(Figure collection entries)
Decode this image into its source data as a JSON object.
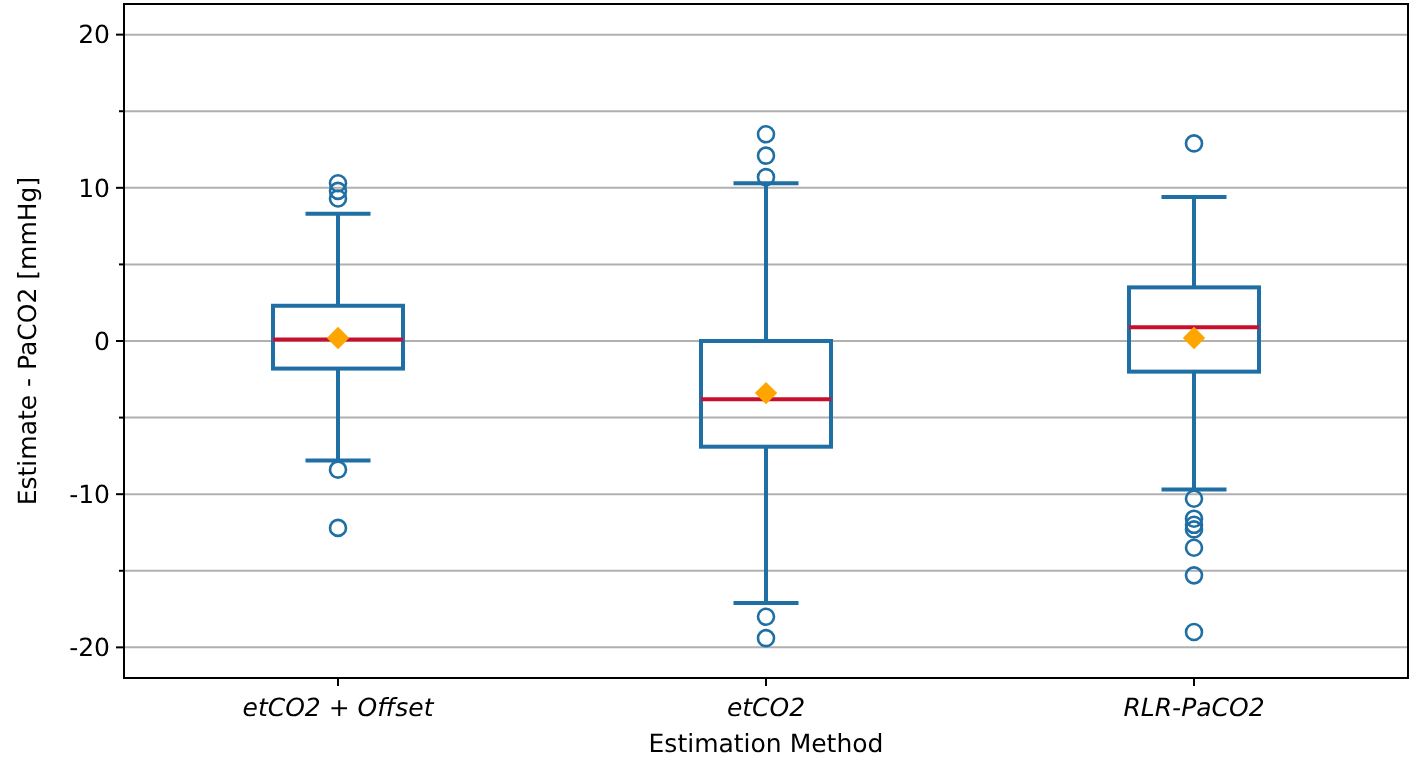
{
  "chart_data": {
    "type": "box",
    "xlabel": "Estimation Method",
    "ylabel": "Estimate - PaCO2 [mmHg]",
    "categories": [
      "etCO2 + Offset",
      "etCO2",
      "RLR-PaCO2"
    ],
    "series": [
      {
        "color": "#1f6fa5",
        "boxes": [
          {
            "low": -7.8,
            "q1": -1.8,
            "median": 0.1,
            "q3": 2.3,
            "high": 8.3,
            "mean": 0.2,
            "outliers": [
              10.3,
              9.8,
              9.3,
              -8.4,
              -12.2
            ]
          },
          {
            "low": -17.1,
            "q1": -6.9,
            "median": -3.8,
            "q3": 0,
            "high": 10.3,
            "mean": -3.4,
            "outliers": [
              13.5,
              12.1,
              10.7,
              -18.0,
              -19.4
            ]
          },
          {
            "low": -9.7,
            "q1": -2.0,
            "median": 0.9,
            "q3": 3.5,
            "high": 9.4,
            "mean": 0.2,
            "outliers": [
              12.9,
              -10.3,
              -11.6,
              -12.0,
              -12.3,
              -13.5,
              -15.3,
              -19.0
            ]
          }
        ]
      }
    ],
    "ylim": [
      -22,
      22
    ],
    "yticks": [
      -20,
      {
        "value": -15,
        "label": null
      },
      -10,
      {
        "value": -5,
        "label": null
      },
      0,
      {
        "value": 5,
        "label": null
      },
      10,
      {
        "value": 15,
        "label": null
      },
      20
    ],
    "grid": "y"
  }
}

Work to do
Every entry above should be duplicated exactly. Do not include the images.

Answer to the problem
Decode this image into its source data as a JSON object.
{
  "chart_data": {
    "type": "box",
    "xlabel": "Estimation Method",
    "ylabel": "Estimate - PaCO2 [mmHg]",
    "categories": [
      "etCO2 + Offset",
      "etCO2",
      "RLR-PaCO2"
    ],
    "series": [
      {
        "color": "#1f6fa5",
        "boxes": [
          {
            "low": -7.8,
            "q1": -1.8,
            "median": 0.1,
            "q3": 2.3,
            "high": 8.3,
            "mean": 0.2,
            "outliers": [
              10.3,
              9.8,
              9.3,
              -8.4,
              -12.2
            ]
          },
          {
            "low": -17.1,
            "q1": -6.9,
            "median": -3.8,
            "q3": 0,
            "high": 10.3,
            "mean": -3.4,
            "outliers": [
              13.5,
              12.1,
              10.7,
              -18.0,
              -19.4
            ]
          },
          {
            "low": -9.7,
            "q1": -2.0,
            "median": 0.9,
            "q3": 3.5,
            "high": 9.4,
            "mean": 0.2,
            "outliers": [
              12.9,
              -10.3,
              -11.6,
              -12.0,
              -12.3,
              -13.5,
              -15.3,
              -19.0
            ]
          }
        ]
      }
    ],
    "ylim": [
      -22,
      22
    ],
    "yticks": [
      -20,
      {
        "value": -15,
        "label": null
      },
      -10,
      {
        "value": -5,
        "label": null
      },
      0,
      {
        "value": 5,
        "label": null
      },
      10,
      {
        "value": 15,
        "label": null
      },
      20
    ],
    "grid": "y"
  }
}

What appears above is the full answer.